Goal of the exercise: Pull each line holding "защите" out of the entries below.

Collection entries
***

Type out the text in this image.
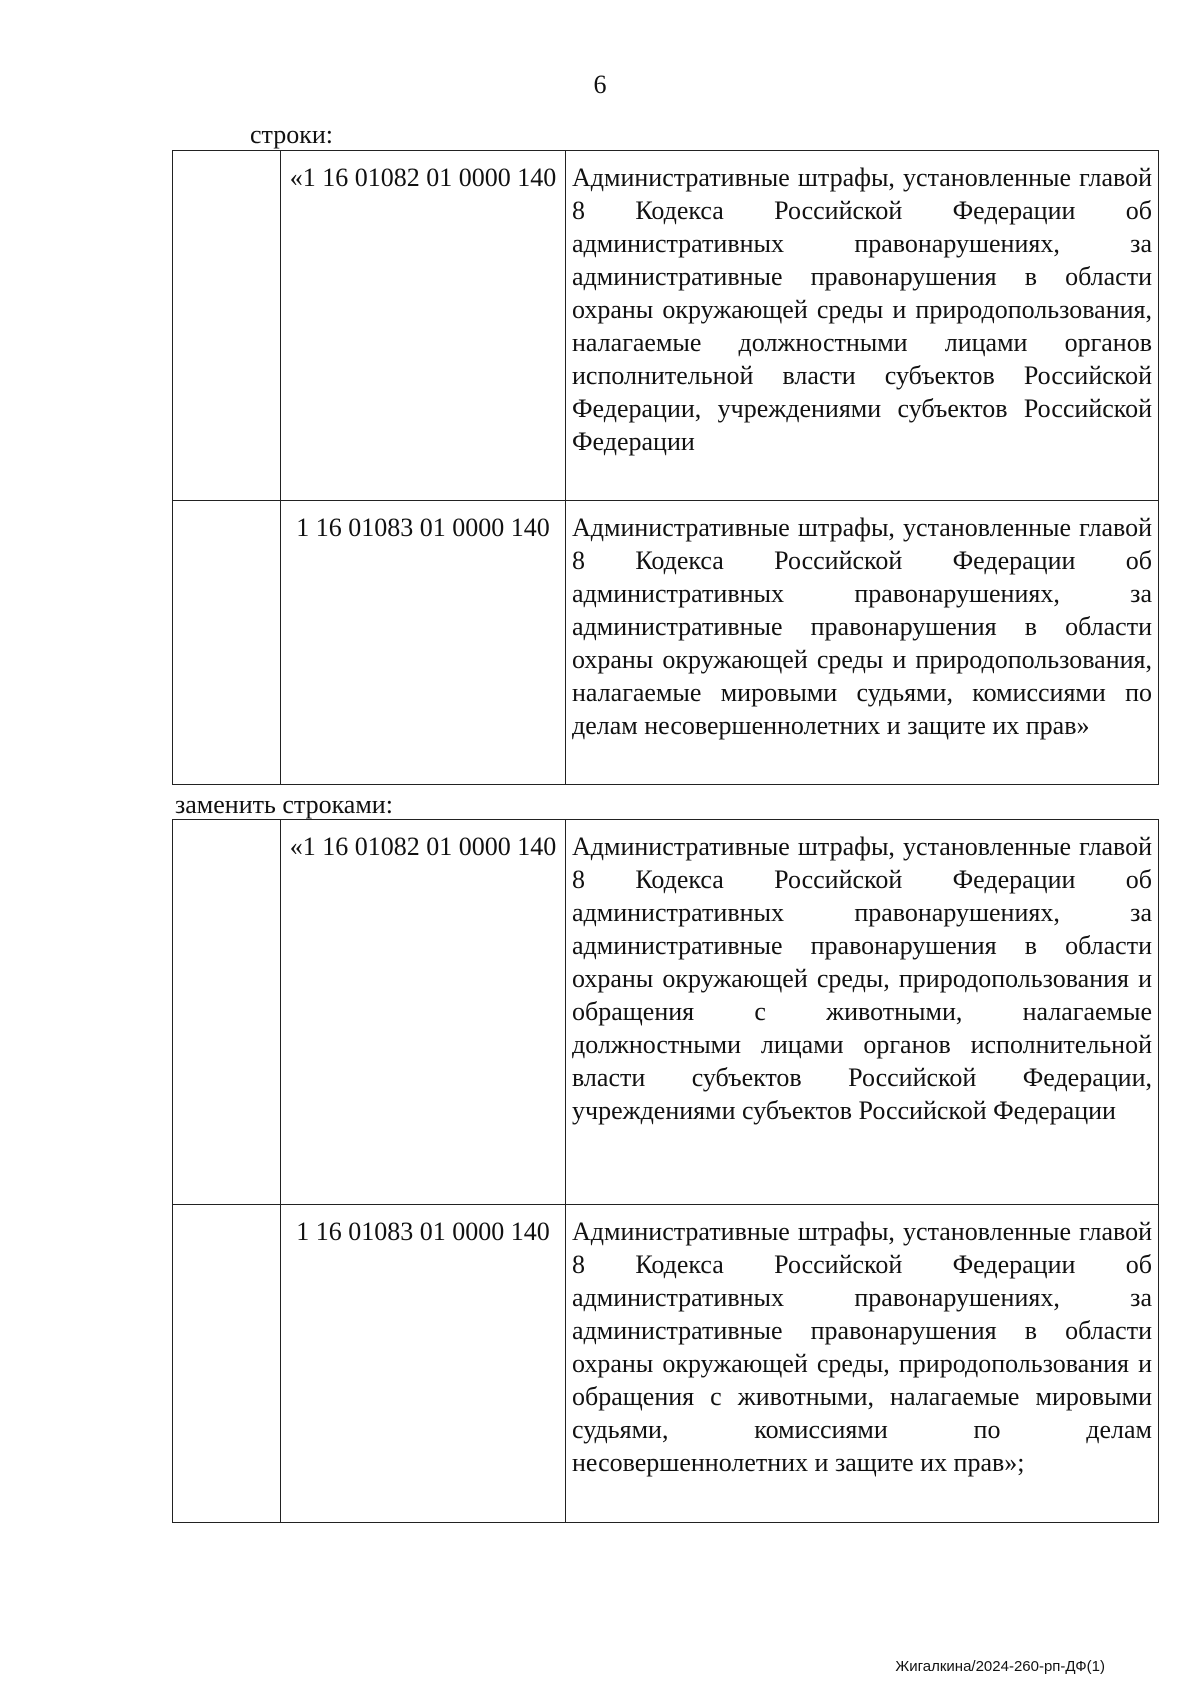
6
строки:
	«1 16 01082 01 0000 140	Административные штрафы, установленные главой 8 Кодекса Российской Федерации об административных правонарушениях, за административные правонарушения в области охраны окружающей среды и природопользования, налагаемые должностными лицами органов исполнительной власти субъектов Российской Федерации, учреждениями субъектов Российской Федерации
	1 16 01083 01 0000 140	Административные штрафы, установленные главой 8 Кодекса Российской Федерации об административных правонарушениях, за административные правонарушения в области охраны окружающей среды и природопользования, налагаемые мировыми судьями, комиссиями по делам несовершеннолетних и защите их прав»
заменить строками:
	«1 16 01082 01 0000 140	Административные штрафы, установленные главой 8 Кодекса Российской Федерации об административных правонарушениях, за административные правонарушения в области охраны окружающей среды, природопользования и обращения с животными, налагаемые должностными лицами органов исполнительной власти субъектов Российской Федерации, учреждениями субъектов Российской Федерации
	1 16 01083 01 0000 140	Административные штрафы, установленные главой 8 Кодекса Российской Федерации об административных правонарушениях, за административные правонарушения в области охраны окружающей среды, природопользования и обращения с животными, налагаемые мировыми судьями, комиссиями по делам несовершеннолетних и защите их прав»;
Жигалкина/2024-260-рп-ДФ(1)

***

Response:
	1 16 01083 01 0000 140	Административные штрафы, установленные главой 8 Кодекса Российской Федерации об административных правонарушениях, за административные правонарушения в области охраны окружающей среды и природопользования, налагаемые мировыми судьями, комиссиями по делам несовершеннолетних и защите их прав»
	1 16 01083 01 0000 140	Административные штрафы, установленные главой 8 Кодекса Российской Федерации об административных правонарушениях, за административные правонарушения в области охраны окружающей среды, природопользования и обращения с животными, налагаемые мировыми судьями, комиссиями по делам несовершеннолетних и защите их прав»;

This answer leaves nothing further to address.